=== Given data ===
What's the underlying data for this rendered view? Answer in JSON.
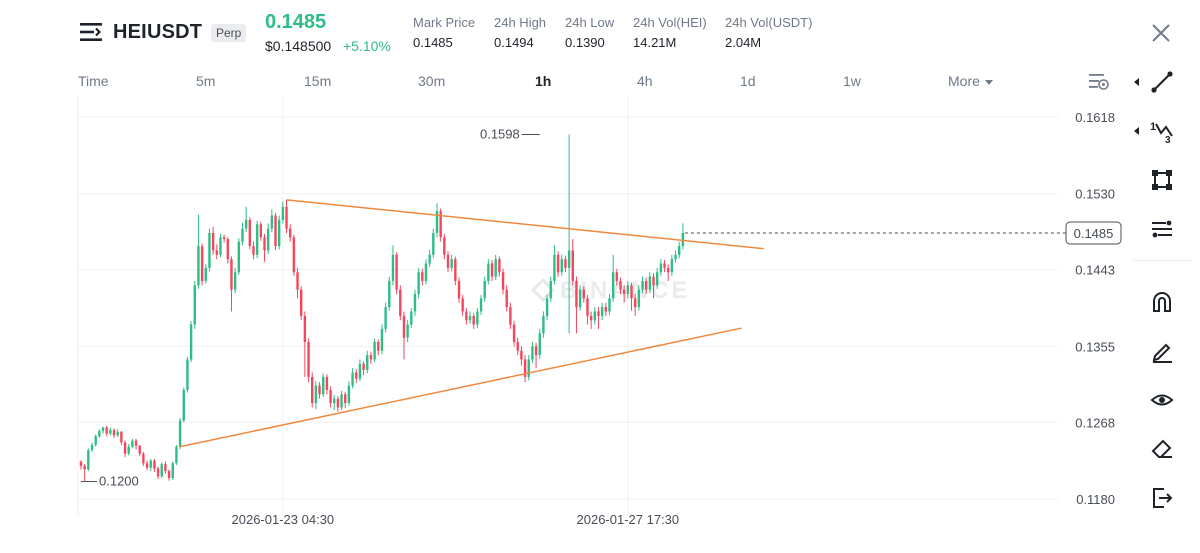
{
  "header": {
    "symbol": "HEIUSDT",
    "badge": "Perp",
    "last_price": "0.1485",
    "usd_price": "$0.148500",
    "change_pct": "+5.10%",
    "stats": [
      {
        "label": "Mark Price",
        "value": "0.1485"
      },
      {
        "label": "24h High",
        "value": "0.1494"
      },
      {
        "label": "24h Low",
        "value": "0.1390"
      },
      {
        "label": "24h Vol(HEI)",
        "value": "14.21M"
      },
      {
        "label": "24h Vol(USDT)",
        "value": "2.04M"
      }
    ],
    "colors": {
      "up": "#2ebd85",
      "down": "#f6465d",
      "trendline": "#f0883e"
    }
  },
  "intervals": {
    "time": "Time",
    "items": [
      "5m",
      "15m",
      "30m",
      "1h",
      "4h",
      "1d",
      "1w"
    ],
    "active": "1h",
    "more": "More"
  },
  "toolbar": {
    "icons": [
      "trendline-icon",
      "fib-icon",
      "rectangle-icon",
      "parallel-channel-icon",
      "magnet-icon",
      "brush-icon",
      "eye-icon",
      "eraser-icon",
      "exit-icon"
    ]
  },
  "chart_data": {
    "type": "candlestick",
    "symbol": "HEIUSDT",
    "interval": "1h",
    "y_ticks": [
      0.1618,
      0.153,
      0.1443,
      0.1355,
      0.1268,
      0.118
    ],
    "ylim": [
      0.1161,
      0.1664
    ],
    "x_ticks": [
      {
        "index": 55,
        "label": "2026-01-23 04:30"
      },
      {
        "index": 149,
        "label": "2026-01-27 17:30"
      }
    ],
    "current_price": 0.1485,
    "high_annotation": {
      "index": 125,
      "value": 0.1598,
      "label": "0.1598"
    },
    "low_annotation": {
      "index": 0,
      "value": 0.12,
      "label": "0.1200"
    },
    "trendlines": [
      {
        "name": "upper",
        "points": [
          [
            56,
            0.1523
          ],
          [
            186,
            0.1467
          ]
        ]
      },
      {
        "name": "lower",
        "points": [
          [
            27,
            0.124
          ],
          [
            180,
            0.1376
          ]
        ]
      }
    ],
    "candles": [
      [
        0.1223,
        0.1218,
        0.1224,
        0.1214
      ],
      [
        0.1218,
        0.1214,
        0.122,
        0.12
      ],
      [
        0.1214,
        0.1236,
        0.1238,
        0.1212
      ],
      [
        0.1236,
        0.1242,
        0.1245,
        0.1234
      ],
      [
        0.1242,
        0.1252,
        0.1254,
        0.124
      ],
      [
        0.1252,
        0.1258,
        0.126,
        0.125
      ],
      [
        0.1258,
        0.1262,
        0.1263,
        0.1255
      ],
      [
        0.1262,
        0.1255,
        0.1264,
        0.1252
      ],
      [
        0.1255,
        0.1259,
        0.1262,
        0.1253
      ],
      [
        0.1259,
        0.1253,
        0.1261,
        0.125
      ],
      [
        0.1253,
        0.1257,
        0.126,
        0.1251
      ],
      [
        0.1257,
        0.1245,
        0.1258,
        0.1242
      ],
      [
        0.1245,
        0.1232,
        0.1247,
        0.1228
      ],
      [
        0.1232,
        0.124,
        0.1243,
        0.123
      ],
      [
        0.124,
        0.1247,
        0.1249,
        0.1238
      ],
      [
        0.1247,
        0.1241,
        0.1249,
        0.1237
      ],
      [
        0.1241,
        0.1232,
        0.1242,
        0.1229
      ],
      [
        0.1232,
        0.1221,
        0.1234,
        0.1218
      ],
      [
        0.1221,
        0.1216,
        0.1224,
        0.1213
      ],
      [
        0.1216,
        0.1224,
        0.1226,
        0.1212
      ],
      [
        0.1224,
        0.1215,
        0.1226,
        0.1211
      ],
      [
        0.1215,
        0.1206,
        0.1217,
        0.1203
      ],
      [
        0.1206,
        0.122,
        0.1222,
        0.1204
      ],
      [
        0.122,
        0.1212,
        0.1223,
        0.1209
      ],
      [
        0.1212,
        0.1204,
        0.1214,
        0.1201
      ],
      [
        0.1204,
        0.1221,
        0.1223,
        0.1202
      ],
      [
        0.1221,
        0.124,
        0.1242,
        0.1219
      ],
      [
        0.124,
        0.127,
        0.1273,
        0.1237
      ],
      [
        0.127,
        0.1305,
        0.1308,
        0.1268
      ],
      [
        0.1305,
        0.134,
        0.1343,
        0.1302
      ],
      [
        0.134,
        0.138,
        0.1384,
        0.1337
      ],
      [
        0.138,
        0.1425,
        0.143,
        0.1375
      ],
      [
        0.1425,
        0.147,
        0.1506,
        0.1421
      ],
      [
        0.147,
        0.143,
        0.1473,
        0.1425
      ],
      [
        0.143,
        0.1445,
        0.1449,
        0.1427
      ],
      [
        0.1445,
        0.1485,
        0.149,
        0.1441
      ],
      [
        0.1485,
        0.1465,
        0.1492,
        0.146
      ],
      [
        0.1465,
        0.146,
        0.1472,
        0.1455
      ],
      [
        0.146,
        0.148,
        0.1484,
        0.1457
      ],
      [
        0.148,
        0.1478,
        0.1483,
        0.1474
      ],
      [
        0.1478,
        0.1455,
        0.148,
        0.145
      ],
      [
        0.1455,
        0.142,
        0.1458,
        0.1395
      ],
      [
        0.142,
        0.144,
        0.1445,
        0.1416
      ],
      [
        0.144,
        0.1475,
        0.1479,
        0.1437
      ],
      [
        0.1475,
        0.149,
        0.1497,
        0.1471
      ],
      [
        0.149,
        0.15,
        0.1515,
        0.1486
      ],
      [
        0.15,
        0.147,
        0.1503,
        0.1466
      ],
      [
        0.147,
        0.146,
        0.1475,
        0.1455
      ],
      [
        0.146,
        0.1495,
        0.1499,
        0.1456
      ],
      [
        0.1495,
        0.148,
        0.1498,
        0.1476
      ],
      [
        0.148,
        0.1465,
        0.1484,
        0.1452
      ],
      [
        0.1465,
        0.149,
        0.1496,
        0.1461
      ],
      [
        0.149,
        0.1505,
        0.1512,
        0.1486
      ],
      [
        0.1505,
        0.147,
        0.1508,
        0.1465
      ],
      [
        0.147,
        0.15,
        0.1505,
        0.1466
      ],
      [
        0.15,
        0.1515,
        0.1521,
        0.1496
      ],
      [
        0.1515,
        0.149,
        0.1523,
        0.1485
      ],
      [
        0.149,
        0.148,
        0.1495,
        0.1475
      ],
      [
        0.148,
        0.144,
        0.1483,
        0.1436
      ],
      [
        0.144,
        0.142,
        0.1445,
        0.141
      ],
      [
        0.142,
        0.139,
        0.1424,
        0.1385
      ],
      [
        0.139,
        0.136,
        0.1395,
        0.132
      ],
      [
        0.136,
        0.132,
        0.1364,
        0.1314
      ],
      [
        0.132,
        0.129,
        0.1325,
        0.1285
      ],
      [
        0.129,
        0.131,
        0.1315,
        0.1283
      ],
      [
        0.131,
        0.13,
        0.1314,
        0.1295
      ],
      [
        0.13,
        0.132,
        0.1324,
        0.1297
      ],
      [
        0.132,
        0.1305,
        0.1323,
        0.13
      ],
      [
        0.1305,
        0.129,
        0.1309,
        0.1285
      ],
      [
        0.129,
        0.1295,
        0.1299,
        0.1282
      ],
      [
        0.1295,
        0.1285,
        0.1298,
        0.128
      ],
      [
        0.1285,
        0.13,
        0.1304,
        0.1282
      ],
      [
        0.13,
        0.129,
        0.1303,
        0.1284
      ],
      [
        0.129,
        0.131,
        0.1315,
        0.1287
      ],
      [
        0.131,
        0.1325,
        0.133,
        0.1307
      ],
      [
        0.1325,
        0.1318,
        0.1329,
        0.1313
      ],
      [
        0.1318,
        0.1335,
        0.134,
        0.1315
      ],
      [
        0.1335,
        0.1328,
        0.1338,
        0.1322
      ],
      [
        0.1328,
        0.1345,
        0.135,
        0.1324
      ],
      [
        0.1345,
        0.134,
        0.1349,
        0.1335
      ],
      [
        0.134,
        0.136,
        0.1364,
        0.1337
      ],
      [
        0.136,
        0.135,
        0.1363,
        0.1345
      ],
      [
        0.135,
        0.1375,
        0.138,
        0.1346
      ],
      [
        0.1375,
        0.14,
        0.1405,
        0.1371
      ],
      [
        0.14,
        0.143,
        0.1435,
        0.1396
      ],
      [
        0.143,
        0.146,
        0.1471,
        0.1425
      ],
      [
        0.146,
        0.142,
        0.1463,
        0.1415
      ],
      [
        0.142,
        0.139,
        0.1425,
        0.1385
      ],
      [
        0.139,
        0.1365,
        0.1395,
        0.134
      ],
      [
        0.1365,
        0.138,
        0.1385,
        0.136
      ],
      [
        0.138,
        0.1395,
        0.1399,
        0.1376
      ],
      [
        0.1395,
        0.1415,
        0.142,
        0.139
      ],
      [
        0.1415,
        0.144,
        0.1445,
        0.141
      ],
      [
        0.144,
        0.143,
        0.1444,
        0.1425
      ],
      [
        0.143,
        0.145,
        0.1455,
        0.1426
      ],
      [
        0.145,
        0.146,
        0.1466,
        0.1446
      ],
      [
        0.146,
        0.1485,
        0.149,
        0.1456
      ],
      [
        0.1485,
        0.151,
        0.1519,
        0.148
      ],
      [
        0.151,
        0.148,
        0.1513,
        0.1475
      ],
      [
        0.148,
        0.146,
        0.1484,
        0.1455
      ],
      [
        0.146,
        0.1445,
        0.1464,
        0.144
      ],
      [
        0.1445,
        0.1455,
        0.146,
        0.1441
      ],
      [
        0.1455,
        0.143,
        0.1458,
        0.1425
      ],
      [
        0.143,
        0.141,
        0.1434,
        0.1405
      ],
      [
        0.141,
        0.1395,
        0.1414,
        0.139
      ],
      [
        0.1395,
        0.1385,
        0.1399,
        0.138
      ],
      [
        0.1385,
        0.139,
        0.1395,
        0.1381
      ],
      [
        0.139,
        0.138,
        0.1393,
        0.1375
      ],
      [
        0.138,
        0.1395,
        0.1399,
        0.1376
      ],
      [
        0.1395,
        0.141,
        0.1414,
        0.1391
      ],
      [
        0.141,
        0.143,
        0.1435,
        0.1406
      ],
      [
        0.143,
        0.145,
        0.1455,
        0.1426
      ],
      [
        0.145,
        0.1435,
        0.1454,
        0.143
      ],
      [
        0.1435,
        0.1455,
        0.146,
        0.1431
      ],
      [
        0.1455,
        0.144,
        0.1458,
        0.1435
      ],
      [
        0.144,
        0.142,
        0.1444,
        0.1415
      ],
      [
        0.142,
        0.14,
        0.1425,
        0.1395
      ],
      [
        0.14,
        0.138,
        0.1405,
        0.1375
      ],
      [
        0.138,
        0.136,
        0.1384,
        0.1355
      ],
      [
        0.136,
        0.135,
        0.1365,
        0.1345
      ],
      [
        0.135,
        0.134,
        0.1355,
        0.1333
      ],
      [
        0.134,
        0.132,
        0.1345,
        0.1314
      ],
      [
        0.132,
        0.134,
        0.1345,
        0.1316
      ],
      [
        0.134,
        0.1355,
        0.136,
        0.1336
      ],
      [
        0.1355,
        0.1345,
        0.1359,
        0.133
      ],
      [
        0.1345,
        0.137,
        0.1375,
        0.1341
      ],
      [
        0.137,
        0.139,
        0.1395,
        0.1365
      ],
      [
        0.139,
        0.141,
        0.1414,
        0.1385
      ],
      [
        0.141,
        0.143,
        0.1435,
        0.1406
      ],
      [
        0.143,
        0.146,
        0.1471,
        0.1426
      ],
      [
        0.146,
        0.144,
        0.1464,
        0.1435
      ],
      [
        0.144,
        0.1455,
        0.146,
        0.1436
      ],
      [
        0.1455,
        0.1445,
        0.1459,
        0.144
      ],
      [
        0.1445,
        0.1465,
        0.1598,
        0.137
      ],
      [
        0.1465,
        0.143,
        0.1478,
        0.1425
      ],
      [
        0.143,
        0.14,
        0.1435,
        0.137
      ],
      [
        0.14,
        0.142,
        0.1425,
        0.1396
      ],
      [
        0.142,
        0.141,
        0.1424,
        0.1405
      ],
      [
        0.141,
        0.139,
        0.1414,
        0.138
      ],
      [
        0.139,
        0.1385,
        0.1395,
        0.1375
      ],
      [
        0.1385,
        0.1395,
        0.14,
        0.138
      ],
      [
        0.1395,
        0.139,
        0.14,
        0.1375
      ],
      [
        0.139,
        0.14,
        0.1405,
        0.1385
      ],
      [
        0.14,
        0.1395,
        0.1405,
        0.139
      ],
      [
        0.1395,
        0.141,
        0.1415,
        0.1391
      ],
      [
        0.141,
        0.144,
        0.146,
        0.1406
      ],
      [
        0.144,
        0.143,
        0.1444,
        0.1425
      ],
      [
        0.143,
        0.142,
        0.1434,
        0.1415
      ],
      [
        0.142,
        0.1415,
        0.1425,
        0.1405
      ],
      [
        0.1415,
        0.1425,
        0.143,
        0.141
      ],
      [
        0.1425,
        0.141,
        0.1428,
        0.1396
      ],
      [
        0.141,
        0.14,
        0.1415,
        0.139
      ],
      [
        0.14,
        0.142,
        0.1425,
        0.1396
      ],
      [
        0.142,
        0.143,
        0.1435,
        0.1416
      ],
      [
        0.143,
        0.142,
        0.1434,
        0.1415
      ],
      [
        0.142,
        0.1435,
        0.144,
        0.1416
      ],
      [
        0.1435,
        0.1425,
        0.1439,
        0.141
      ],
      [
        0.1425,
        0.144,
        0.1445,
        0.1421
      ],
      [
        0.144,
        0.145,
        0.1455,
        0.1436
      ],
      [
        0.145,
        0.1445,
        0.1454,
        0.144
      ],
      [
        0.1445,
        0.144,
        0.1449,
        0.143
      ],
      [
        0.144,
        0.1455,
        0.146,
        0.1436
      ],
      [
        0.1455,
        0.146,
        0.1465,
        0.1451
      ],
      [
        0.146,
        0.147,
        0.1475,
        0.1456
      ],
      [
        0.147,
        0.1485,
        0.1496,
        0.1466
      ]
    ]
  }
}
===
■ **Given problem**
In the entries above, find every line holding the word "label" and copy it out.

■ **Response to this task**
        "label": "Mark Price",
        "label": "24h High",
        "label": "24h Low",
        "label": "24h Vol(HEI)",
        "label": "24h Vol(USDT)",
        "label": "2026-01-23 04:30"
        "label": "2026-01-27 17:30"
      "label": "0.1598"
      "label": "0.1200"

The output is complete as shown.